--- Exercise prompt ---
Quote the listing below in its entirety, omitting every image.

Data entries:
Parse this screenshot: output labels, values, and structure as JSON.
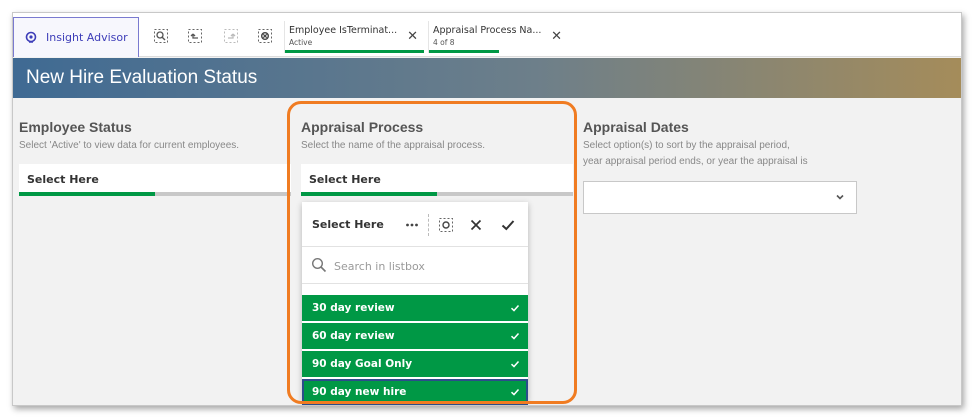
{
  "toolbar": {
    "insight_advisor_label": "Insight Advisor",
    "selections": [
      {
        "title": "Employee IsTerminat...",
        "subtitle": "Active",
        "fill": 1.0
      },
      {
        "title": "Appraisal Process Na...",
        "subtitle": "4 of 8",
        "fill": 0.5
      }
    ]
  },
  "header": {
    "title": "New Hire Evaluation Status"
  },
  "filters": [
    {
      "title": "Employee Status",
      "description": "Select 'Active' to view data for current employees.",
      "value_label": "Select Here",
      "fill": 0.5
    },
    {
      "title": "Appraisal Process",
      "description": "Select the name of the appraisal process.",
      "value_label": "Select Here",
      "fill": 0.5
    },
    {
      "title": "Appraisal Dates",
      "description_line1": "Select option(s) to sort by the appraisal period,",
      "description_line2": "year appraisal period ends, or year the appraisal is"
    }
  ],
  "listbox": {
    "title": "Select Here",
    "search_placeholder": "Search in listbox",
    "items": [
      {
        "label": "30 day review",
        "selected": true
      },
      {
        "label": "60 day review",
        "selected": true
      },
      {
        "label": "90 day Goal Only",
        "selected": true
      },
      {
        "label": "90 day new hire",
        "selected": true
      }
    ]
  },
  "colors": {
    "selected_green": "#009845",
    "highlight_orange": "#f07c22",
    "insight_purple": "#3d3db8"
  }
}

--- Response to the exercise ---
Parse this screenshot: output labels, values, and structure as JSON.
{
  "toolbar": {
    "insight_advisor_label": "Insight Advisor",
    "selections": [
      {
        "title": "Employee IsTerminat...",
        "subtitle": "Active",
        "fill": 1.0
      },
      {
        "title": "Appraisal Process Na...",
        "subtitle": "4 of 8",
        "fill": 0.5
      }
    ]
  },
  "header": {
    "title": "New Hire Evaluation Status"
  },
  "filters": [
    {
      "title": "Employee Status",
      "description": "Select 'Active' to view data for current employees.",
      "value_label": "Select Here",
      "fill": 0.5
    },
    {
      "title": "Appraisal Process",
      "description": "Select the name of the appraisal process.",
      "value_label": "Select Here",
      "fill": 0.5
    },
    {
      "title": "Appraisal Dates",
      "description_line1": "Select option(s) to sort by the appraisal period,",
      "description_line2": "year appraisal period ends, or year the appraisal is"
    }
  ],
  "listbox": {
    "title": "Select Here",
    "search_placeholder": "Search in listbox",
    "items": [
      {
        "label": "30 day review",
        "selected": true
      },
      {
        "label": "60 day review",
        "selected": true
      },
      {
        "label": "90 day Goal Only",
        "selected": true
      },
      {
        "label": "90 day new hire",
        "selected": true
      }
    ]
  },
  "colors": {
    "selected_green": "#009845",
    "highlight_orange": "#f07c22",
    "insight_purple": "#3d3db8"
  }
}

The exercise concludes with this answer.